(Task objective): List each line in which the string "الجيوش" appears.

-- Listing start --

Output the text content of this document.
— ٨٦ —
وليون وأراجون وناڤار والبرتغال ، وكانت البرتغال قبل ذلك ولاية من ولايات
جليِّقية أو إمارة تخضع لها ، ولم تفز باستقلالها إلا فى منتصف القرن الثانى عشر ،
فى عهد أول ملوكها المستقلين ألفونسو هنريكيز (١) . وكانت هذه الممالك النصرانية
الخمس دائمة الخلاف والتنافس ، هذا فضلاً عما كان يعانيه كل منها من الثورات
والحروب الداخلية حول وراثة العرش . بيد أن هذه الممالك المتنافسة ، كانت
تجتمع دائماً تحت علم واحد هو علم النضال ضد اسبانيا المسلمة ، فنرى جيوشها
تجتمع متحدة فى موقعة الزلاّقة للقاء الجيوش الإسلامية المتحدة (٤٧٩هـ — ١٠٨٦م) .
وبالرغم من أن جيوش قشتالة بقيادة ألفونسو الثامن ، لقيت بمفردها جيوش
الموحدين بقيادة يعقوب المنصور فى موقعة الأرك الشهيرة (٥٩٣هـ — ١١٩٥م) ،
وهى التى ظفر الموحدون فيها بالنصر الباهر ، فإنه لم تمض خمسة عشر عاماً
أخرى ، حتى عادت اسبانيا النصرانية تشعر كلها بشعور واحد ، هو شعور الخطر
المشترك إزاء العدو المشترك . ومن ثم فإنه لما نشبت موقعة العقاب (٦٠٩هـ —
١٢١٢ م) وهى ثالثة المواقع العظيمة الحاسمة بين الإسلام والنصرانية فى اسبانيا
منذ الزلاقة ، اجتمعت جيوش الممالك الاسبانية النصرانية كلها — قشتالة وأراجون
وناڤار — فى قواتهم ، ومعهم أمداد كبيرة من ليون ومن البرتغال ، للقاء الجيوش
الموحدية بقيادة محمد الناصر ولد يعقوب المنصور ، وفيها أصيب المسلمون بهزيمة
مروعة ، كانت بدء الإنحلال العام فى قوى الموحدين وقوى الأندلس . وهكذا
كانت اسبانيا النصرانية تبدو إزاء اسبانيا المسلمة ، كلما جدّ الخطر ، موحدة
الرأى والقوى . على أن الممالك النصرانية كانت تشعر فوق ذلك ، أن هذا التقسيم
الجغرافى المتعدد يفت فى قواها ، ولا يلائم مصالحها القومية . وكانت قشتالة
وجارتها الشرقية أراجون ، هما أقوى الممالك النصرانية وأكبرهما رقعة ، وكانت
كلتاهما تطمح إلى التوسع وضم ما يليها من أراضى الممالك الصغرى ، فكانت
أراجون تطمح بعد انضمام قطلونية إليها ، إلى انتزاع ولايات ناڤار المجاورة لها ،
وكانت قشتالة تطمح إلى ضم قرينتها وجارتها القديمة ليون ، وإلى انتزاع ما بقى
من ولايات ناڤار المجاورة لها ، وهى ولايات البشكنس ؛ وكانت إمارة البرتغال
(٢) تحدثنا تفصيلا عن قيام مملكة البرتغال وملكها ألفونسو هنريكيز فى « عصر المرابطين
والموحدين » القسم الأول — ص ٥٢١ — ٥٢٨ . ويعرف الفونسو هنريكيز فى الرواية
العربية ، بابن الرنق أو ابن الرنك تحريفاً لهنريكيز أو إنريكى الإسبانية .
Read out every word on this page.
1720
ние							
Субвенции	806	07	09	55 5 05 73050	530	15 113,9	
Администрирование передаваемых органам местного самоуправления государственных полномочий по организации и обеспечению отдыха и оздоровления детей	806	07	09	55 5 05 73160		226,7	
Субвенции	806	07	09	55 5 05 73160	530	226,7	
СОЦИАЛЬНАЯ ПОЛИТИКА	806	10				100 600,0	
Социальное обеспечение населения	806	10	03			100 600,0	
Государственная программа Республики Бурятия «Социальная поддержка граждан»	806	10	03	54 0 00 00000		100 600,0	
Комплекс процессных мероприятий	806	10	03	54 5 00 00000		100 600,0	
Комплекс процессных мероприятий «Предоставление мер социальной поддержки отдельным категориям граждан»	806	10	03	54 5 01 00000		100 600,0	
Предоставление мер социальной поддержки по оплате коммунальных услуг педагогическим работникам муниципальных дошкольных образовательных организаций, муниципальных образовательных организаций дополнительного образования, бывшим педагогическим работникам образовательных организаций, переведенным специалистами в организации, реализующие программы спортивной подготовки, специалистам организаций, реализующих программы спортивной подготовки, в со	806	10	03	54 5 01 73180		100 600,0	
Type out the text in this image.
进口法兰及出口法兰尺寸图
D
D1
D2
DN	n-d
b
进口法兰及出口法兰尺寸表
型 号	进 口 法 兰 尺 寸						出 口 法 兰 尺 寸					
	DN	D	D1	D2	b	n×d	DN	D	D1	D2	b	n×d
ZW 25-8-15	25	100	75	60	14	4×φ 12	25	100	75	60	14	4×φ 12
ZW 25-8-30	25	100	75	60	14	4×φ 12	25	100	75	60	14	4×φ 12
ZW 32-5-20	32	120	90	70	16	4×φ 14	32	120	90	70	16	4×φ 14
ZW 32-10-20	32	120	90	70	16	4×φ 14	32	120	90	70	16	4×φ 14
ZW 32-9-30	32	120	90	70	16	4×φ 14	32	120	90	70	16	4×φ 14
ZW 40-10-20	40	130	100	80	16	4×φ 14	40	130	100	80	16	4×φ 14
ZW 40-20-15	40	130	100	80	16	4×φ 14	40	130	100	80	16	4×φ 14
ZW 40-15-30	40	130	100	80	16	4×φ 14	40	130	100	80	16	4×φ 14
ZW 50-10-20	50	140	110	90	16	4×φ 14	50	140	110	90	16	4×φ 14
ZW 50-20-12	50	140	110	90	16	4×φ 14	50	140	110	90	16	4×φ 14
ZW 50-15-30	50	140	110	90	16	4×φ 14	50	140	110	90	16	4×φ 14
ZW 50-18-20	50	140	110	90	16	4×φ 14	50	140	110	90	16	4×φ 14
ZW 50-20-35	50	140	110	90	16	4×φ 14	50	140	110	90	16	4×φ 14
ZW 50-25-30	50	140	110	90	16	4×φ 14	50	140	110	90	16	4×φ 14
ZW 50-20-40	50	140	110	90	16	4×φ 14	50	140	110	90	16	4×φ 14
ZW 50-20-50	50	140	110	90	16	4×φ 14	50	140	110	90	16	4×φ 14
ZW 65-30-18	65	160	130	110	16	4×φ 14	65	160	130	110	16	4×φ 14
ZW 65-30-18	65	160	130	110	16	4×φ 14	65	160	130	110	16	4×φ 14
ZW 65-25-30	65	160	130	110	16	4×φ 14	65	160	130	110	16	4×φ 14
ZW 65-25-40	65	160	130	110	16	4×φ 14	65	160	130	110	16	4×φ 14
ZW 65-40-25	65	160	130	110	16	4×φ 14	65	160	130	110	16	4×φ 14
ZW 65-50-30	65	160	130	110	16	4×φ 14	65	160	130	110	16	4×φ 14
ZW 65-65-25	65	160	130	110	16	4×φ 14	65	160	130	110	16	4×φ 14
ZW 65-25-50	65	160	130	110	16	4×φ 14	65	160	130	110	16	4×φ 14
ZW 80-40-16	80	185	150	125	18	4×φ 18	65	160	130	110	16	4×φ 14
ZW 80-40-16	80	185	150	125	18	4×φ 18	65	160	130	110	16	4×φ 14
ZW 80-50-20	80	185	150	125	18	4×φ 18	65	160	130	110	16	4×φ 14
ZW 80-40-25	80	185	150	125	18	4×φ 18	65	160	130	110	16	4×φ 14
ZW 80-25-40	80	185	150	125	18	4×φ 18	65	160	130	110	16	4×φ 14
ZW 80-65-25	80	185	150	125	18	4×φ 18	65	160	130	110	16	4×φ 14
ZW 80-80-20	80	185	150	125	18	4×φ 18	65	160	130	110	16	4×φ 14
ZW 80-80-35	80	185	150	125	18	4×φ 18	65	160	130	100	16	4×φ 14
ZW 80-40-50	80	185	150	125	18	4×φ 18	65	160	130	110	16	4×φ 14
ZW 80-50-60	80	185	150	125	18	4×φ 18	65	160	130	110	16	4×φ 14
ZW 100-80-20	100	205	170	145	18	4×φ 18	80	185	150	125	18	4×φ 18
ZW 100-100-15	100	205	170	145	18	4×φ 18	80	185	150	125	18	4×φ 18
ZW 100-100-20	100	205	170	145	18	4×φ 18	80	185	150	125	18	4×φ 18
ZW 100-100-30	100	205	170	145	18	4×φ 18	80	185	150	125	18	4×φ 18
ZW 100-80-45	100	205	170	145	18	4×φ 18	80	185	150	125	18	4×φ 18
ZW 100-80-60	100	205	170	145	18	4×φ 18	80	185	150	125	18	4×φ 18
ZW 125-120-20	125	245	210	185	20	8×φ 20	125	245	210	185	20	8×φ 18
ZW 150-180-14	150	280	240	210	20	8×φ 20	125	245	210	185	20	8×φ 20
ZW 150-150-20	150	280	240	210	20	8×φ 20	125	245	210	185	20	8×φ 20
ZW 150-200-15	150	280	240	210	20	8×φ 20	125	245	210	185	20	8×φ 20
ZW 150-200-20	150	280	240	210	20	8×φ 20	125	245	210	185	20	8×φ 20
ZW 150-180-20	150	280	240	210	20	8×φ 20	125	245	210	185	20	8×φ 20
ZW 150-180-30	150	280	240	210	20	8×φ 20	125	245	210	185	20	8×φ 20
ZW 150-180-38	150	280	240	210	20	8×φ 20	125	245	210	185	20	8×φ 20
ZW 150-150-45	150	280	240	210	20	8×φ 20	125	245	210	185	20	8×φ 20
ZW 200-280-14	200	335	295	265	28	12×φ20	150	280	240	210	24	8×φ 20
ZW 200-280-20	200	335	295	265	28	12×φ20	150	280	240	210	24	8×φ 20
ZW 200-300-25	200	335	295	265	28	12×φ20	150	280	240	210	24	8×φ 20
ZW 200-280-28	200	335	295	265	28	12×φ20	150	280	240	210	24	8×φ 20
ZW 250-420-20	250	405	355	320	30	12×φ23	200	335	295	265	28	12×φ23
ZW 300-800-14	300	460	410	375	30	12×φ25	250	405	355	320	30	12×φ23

-- Listing end --

(Result):
تجتمع متحدة فى موقعة الزلاّقة للقاء الجيوش الإسلامية المتحدة (٤٧٩هـ — ١٠٨٦م) .
وناڤار — فى قواتهم ، ومعهم أمداد كبيرة من ليون ومن البرتغال ، للقاء الجيوش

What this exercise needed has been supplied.